原文:
>>>>

史跡訪問の日々

幕末維新に関わった有名無名の人生を追って、全国各地の史跡を訪ね歩いています。

飯山 Ⅱ

2018年08月18日 | 長野県
(英岩寺)


英岩寺

 英岩寺は飯山市内の寺町の一角に所在する。墓地の入口近くに戊辰戦争の犠牲者浅山兵馬の墓がある。


淺山正立之墓

 浅山兵馬は大砲方。兵卒。慶応四年(1868)五月二十七日、越後与板城ヶ峰にて戦死。三十八歳。

(忠恩寺)
 忠恩寺は、歴代城主の菩提寺であり、城主松平家や本多家の墓所がある。早速、本多家の墓所を訪ねる。


忠恩寺

 本多家墓所には、二代本多康明、八代助成、九代助寵、四代助盈の二人の娘、十代助実の息兼吾郎(二歳で卒)の墓が並ぶ。


文明院殿前豊前太守有譽章山達道大居士
(本多助成の墓)

<<<<

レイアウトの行
>>>>

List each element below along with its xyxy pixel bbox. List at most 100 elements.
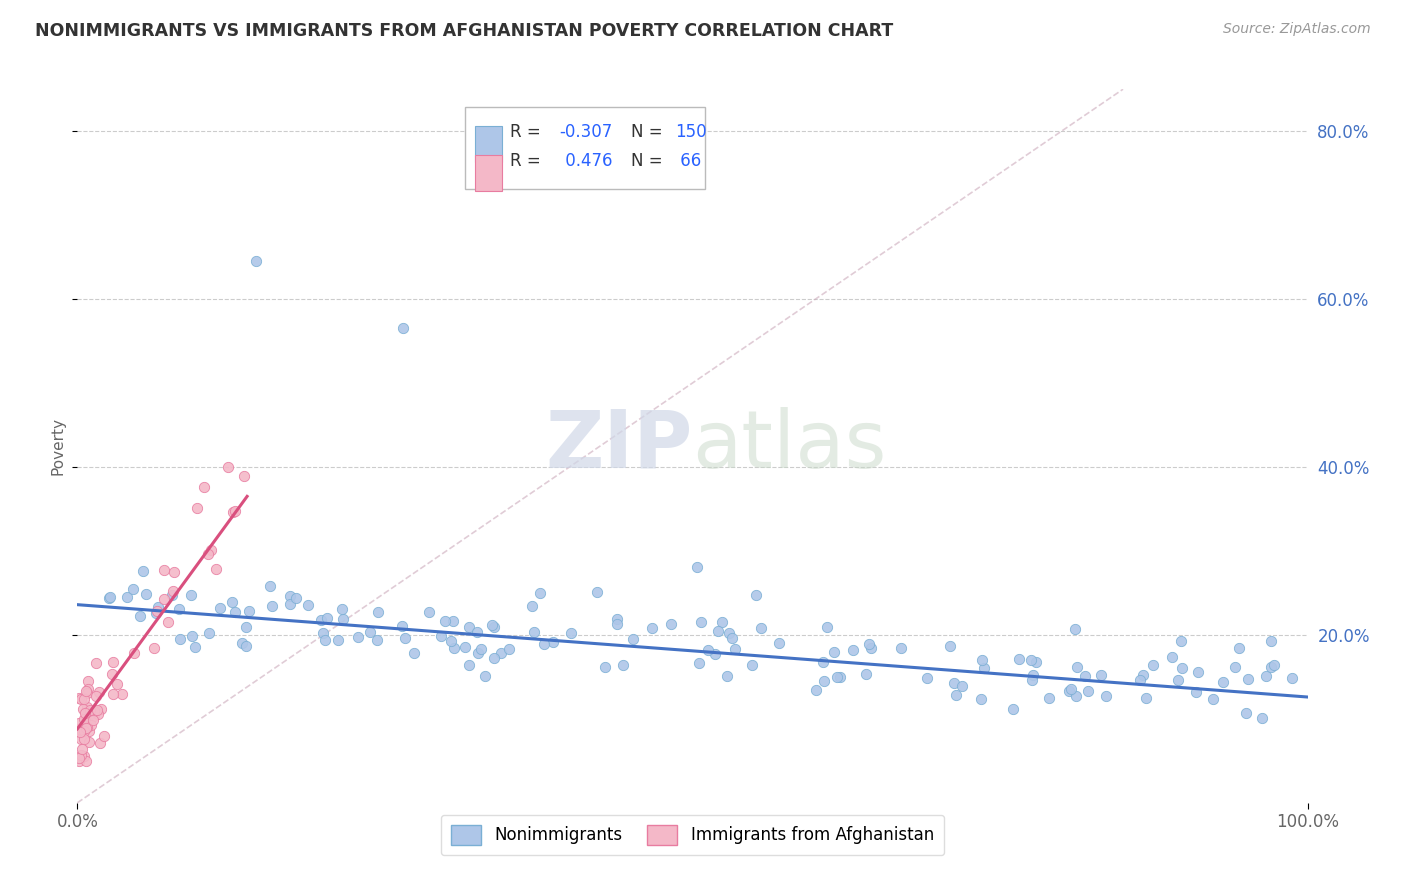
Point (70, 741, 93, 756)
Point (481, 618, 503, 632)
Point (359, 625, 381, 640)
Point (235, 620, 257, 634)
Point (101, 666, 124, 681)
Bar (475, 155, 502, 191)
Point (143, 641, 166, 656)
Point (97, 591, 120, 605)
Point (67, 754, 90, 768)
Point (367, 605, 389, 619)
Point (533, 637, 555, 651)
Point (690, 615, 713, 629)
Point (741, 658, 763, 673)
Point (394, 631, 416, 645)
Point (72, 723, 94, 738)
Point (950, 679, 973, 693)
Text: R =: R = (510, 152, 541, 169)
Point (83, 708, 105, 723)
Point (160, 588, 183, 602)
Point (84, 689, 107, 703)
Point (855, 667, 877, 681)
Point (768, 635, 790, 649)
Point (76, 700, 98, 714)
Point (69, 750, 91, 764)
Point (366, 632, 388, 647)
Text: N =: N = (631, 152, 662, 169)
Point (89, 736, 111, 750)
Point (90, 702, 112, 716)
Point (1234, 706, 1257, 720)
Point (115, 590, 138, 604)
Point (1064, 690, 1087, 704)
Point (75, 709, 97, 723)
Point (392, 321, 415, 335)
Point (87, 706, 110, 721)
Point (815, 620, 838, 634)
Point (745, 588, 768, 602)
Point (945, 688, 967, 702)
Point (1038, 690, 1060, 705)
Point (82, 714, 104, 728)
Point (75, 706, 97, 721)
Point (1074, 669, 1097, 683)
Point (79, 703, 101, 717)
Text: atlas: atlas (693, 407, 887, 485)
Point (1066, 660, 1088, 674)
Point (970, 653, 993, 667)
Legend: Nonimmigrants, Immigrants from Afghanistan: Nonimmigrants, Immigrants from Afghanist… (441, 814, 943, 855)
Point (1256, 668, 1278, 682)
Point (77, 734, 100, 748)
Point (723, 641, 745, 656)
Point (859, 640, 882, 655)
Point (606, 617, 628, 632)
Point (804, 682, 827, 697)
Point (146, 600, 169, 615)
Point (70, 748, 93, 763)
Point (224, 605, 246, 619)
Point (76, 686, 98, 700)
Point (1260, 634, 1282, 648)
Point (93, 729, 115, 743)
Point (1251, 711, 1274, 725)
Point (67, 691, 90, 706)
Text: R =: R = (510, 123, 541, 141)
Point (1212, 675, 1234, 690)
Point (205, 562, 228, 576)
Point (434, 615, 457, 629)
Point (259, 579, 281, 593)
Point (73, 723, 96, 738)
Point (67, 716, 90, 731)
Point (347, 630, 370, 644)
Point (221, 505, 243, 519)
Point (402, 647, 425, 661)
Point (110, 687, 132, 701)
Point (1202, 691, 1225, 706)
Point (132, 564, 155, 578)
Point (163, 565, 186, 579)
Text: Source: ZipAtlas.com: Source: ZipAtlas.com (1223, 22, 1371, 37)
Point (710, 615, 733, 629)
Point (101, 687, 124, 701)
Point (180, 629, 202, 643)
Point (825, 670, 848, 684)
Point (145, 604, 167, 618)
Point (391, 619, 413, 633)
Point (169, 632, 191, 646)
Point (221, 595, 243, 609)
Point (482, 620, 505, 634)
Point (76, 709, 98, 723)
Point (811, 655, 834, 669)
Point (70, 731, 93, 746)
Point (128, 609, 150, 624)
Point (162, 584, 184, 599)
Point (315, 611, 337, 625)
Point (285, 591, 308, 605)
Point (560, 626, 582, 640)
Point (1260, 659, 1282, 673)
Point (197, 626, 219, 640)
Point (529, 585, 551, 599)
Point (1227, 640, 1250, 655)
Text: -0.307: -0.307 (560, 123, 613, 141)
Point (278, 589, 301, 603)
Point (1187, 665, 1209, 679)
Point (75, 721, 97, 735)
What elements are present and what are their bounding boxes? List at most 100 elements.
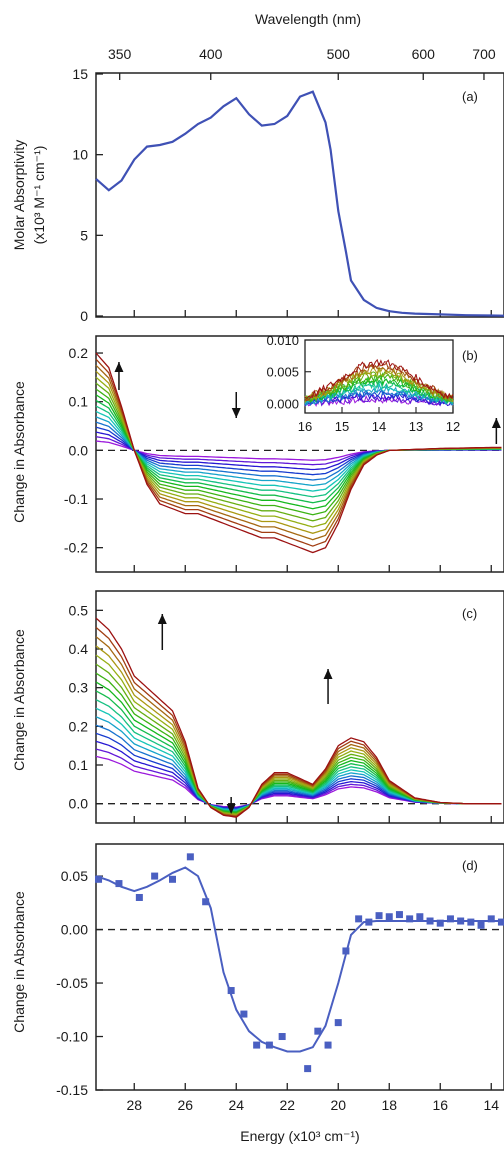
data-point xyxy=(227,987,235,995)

<<<<

課題内容:
1. 原文によると、浅山兵馬はどこで戦死したか。
2. 原文から、「英岩寺は飯山市内の寺町の一角」を含む語句で始まり「早速、本多家の墓所を訪ねる。」で終わる部分をそのまま書き写すこと。

正解:
1. 越後与板城ヶ峰。

2.
英岩寺は飯山市内の寺町の一角に所在する。墓地の入口近くに戊辰戦争の犠牲者浅山兵馬の墓がある。


淺山正立之墓

 浅山兵馬は大砲方。兵卒。慶応四年(1868)五月二十七日、越後与板城ヶ峰にて戦死。三十八歳。

(忠恩寺)
 忠恩寺は、歴代城主の菩提寺であり、城主松平家や本多家の墓所がある。早速、本多家の墓所を訪ねる。